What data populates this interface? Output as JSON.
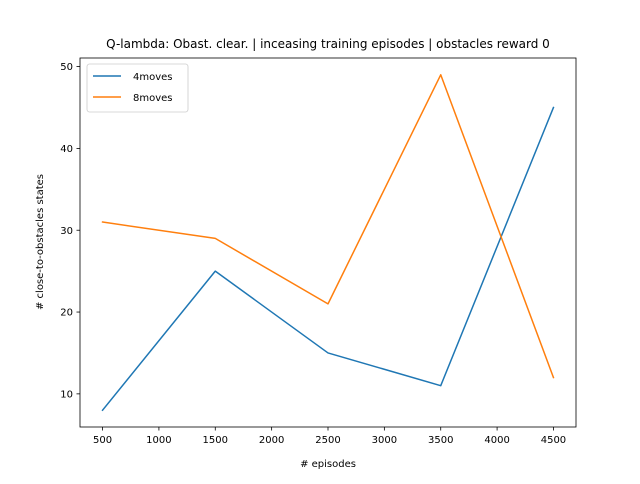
{
  "chart_data": {
    "type": "line",
    "title": "Q-lambda: Obast. clear. | inceasing training episodes | obstacles reward 0",
    "xlabel": "# episodes",
    "ylabel": "# close-to-obstacles states",
    "x": [
      500,
      1500,
      2500,
      3500,
      4500
    ],
    "xlim": [
      300,
      4700
    ],
    "ylim": [
      5.95,
      51.05
    ],
    "xticks": [
      500,
      1000,
      1500,
      2000,
      2500,
      3000,
      3500,
      4000,
      4500
    ],
    "xtick_labels": [
      "500",
      "1000",
      "1500",
      "2000",
      "2500",
      "3000",
      "3500",
      "4000",
      "4500"
    ],
    "yticks": [
      10,
      20,
      30,
      40,
      50
    ],
    "ytick_labels": [
      "10",
      "20",
      "30",
      "40",
      "50"
    ],
    "grid": false,
    "legend_position": "upper-left",
    "series": [
      {
        "name": "4moves",
        "color": "#1f77b4",
        "values": [
          8,
          25,
          15,
          11,
          45
        ]
      },
      {
        "name": "8moves",
        "color": "#ff7f0e",
        "values": [
          31,
          29,
          21,
          49,
          12
        ]
      }
    ]
  }
}
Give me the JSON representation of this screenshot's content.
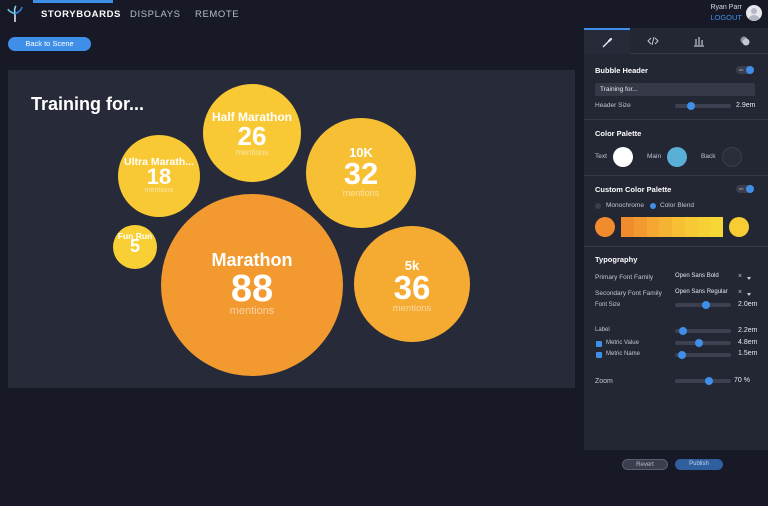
{
  "nav": {
    "tabs": [
      "STORYBOARDS",
      "DISPLAYS",
      "REMOTE"
    ],
    "user_name": "Ryan Parr",
    "logout": "LOGOUT"
  },
  "toolbar": {
    "back_label": "Back to Scene"
  },
  "bubble_chart": {
    "header": "Training for...",
    "bubbles": [
      {
        "label": "Half Marathon",
        "value": "26",
        "name": "mentions"
      },
      {
        "label": "Ultra Marath...",
        "value": "18",
        "name": "mentions"
      },
      {
        "label": "10K",
        "value": "32",
        "name": "mentions"
      },
      {
        "label": "Fun Run",
        "value": "5",
        "name": ""
      },
      {
        "label": "Marathon",
        "value": "88",
        "name": "mentions"
      },
      {
        "label": "5k",
        "value": "36",
        "name": "mentions"
      }
    ]
  },
  "panel": {
    "tab_icons": [
      "brush-icon",
      "code-icon",
      "chart-icon",
      "layers-icon"
    ],
    "bubble_header": {
      "title": "Bubble Header",
      "toggle": "on",
      "input_value": "Training for...",
      "size_label": "Header Size",
      "size_value": "2.9em"
    },
    "color_palette": {
      "title": "Color Palette",
      "text": "Text",
      "main": "Main",
      "back": "Back",
      "colors": {
        "text": "#ffffff",
        "main": "#5aafd6",
        "back": "#2a2d3a"
      }
    },
    "custom_palette": {
      "title": "Custom Color Palette",
      "toggle": "on",
      "monochrome": "Monochrome",
      "color_blend": "Color Blend",
      "start_color": "#f08c2e",
      "end_color": "#f7cd33",
      "blend": [
        "#f08c2e",
        "#f29a30",
        "#f4a732",
        "#f5b333",
        "#f6bf34",
        "#f7c935",
        "#f7d035",
        "#f7d736"
      ]
    },
    "typography": {
      "title": "Typography",
      "primary_label": "Primary Font Family",
      "primary_value": "Open Sans Bold",
      "secondary_label": "Secondary Font Family",
      "secondary_value": "Open Sans Regular",
      "font_size_label": "Font Size",
      "font_size_value": "2.0em",
      "label_label": "Label",
      "label_value": "2.2em",
      "metric_value_label": "Metric Value",
      "metric_value_value": "4.8em",
      "metric_name_label": "Metric Name",
      "metric_name_value": "1.5em"
    },
    "zoom": {
      "label": "Zoom",
      "value": "70 %"
    },
    "revert": "Revert",
    "publish": "Publish"
  },
  "colors": {
    "accent": "#3f8fe9",
    "bubble_dark": "#f08c2e",
    "bubble_light": "#f8c935"
  }
}
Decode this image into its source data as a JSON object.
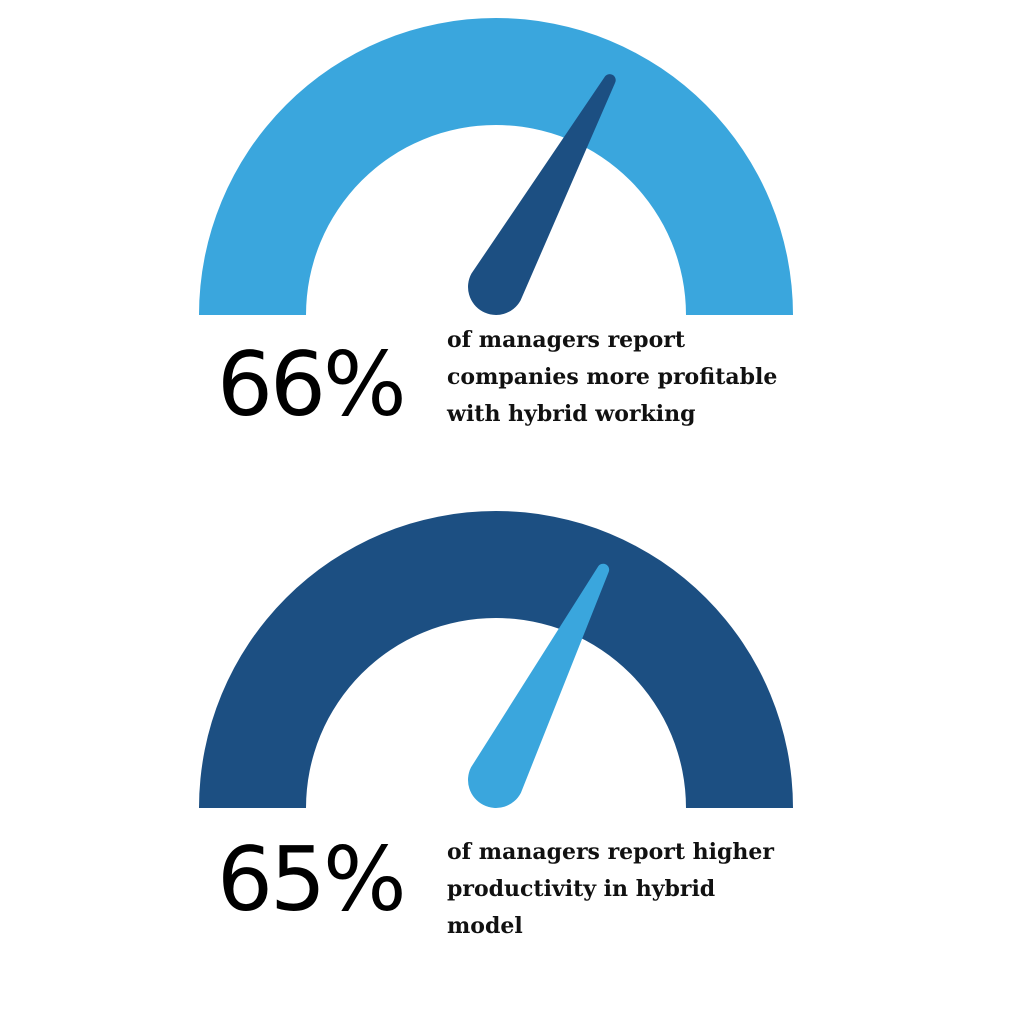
{
  "chart_data": [
    {
      "type": "gauge",
      "values": [
        66
      ],
      "value_labels": [
        "66%"
      ],
      "ylim": [
        0,
        100
      ],
      "caption": "of managers report companies more profitable with hybrid working",
      "color": "#3aa6dd",
      "needle_color": "#1c4f82"
    },
    {
      "type": "gauge",
      "values": [
        65
      ],
      "value_labels": [
        "65%"
      ],
      "ylim": [
        0,
        100
      ],
      "caption": "of managers report higher productivity in hybrid model",
      "color": "#1c4f82",
      "needle_color": "#3aa6dd"
    }
  ]
}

########

### REQUIRED TASK
Using the listing above, copy exactly the lines from the one that contains "Decode this image" through its last line, both included, but not the pictures.

### RESULT BELOW
Decode this image into its source data as a JSON object.
{
  "chart_data": [
    {
      "type": "gauge",
      "values": [
        66
      ],
      "value_labels": [
        "66%"
      ],
      "ylim": [
        0,
        100
      ],
      "caption": "of managers report companies more profitable with hybrid working",
      "color": "#3aa6dd",
      "needle_color": "#1c4f82"
    },
    {
      "type": "gauge",
      "values": [
        65
      ],
      "value_labels": [
        "65%"
      ],
      "ylim": [
        0,
        100
      ],
      "caption": "of managers report higher productivity in hybrid model",
      "color": "#1c4f82",
      "needle_color": "#3aa6dd"
    }
  ]
}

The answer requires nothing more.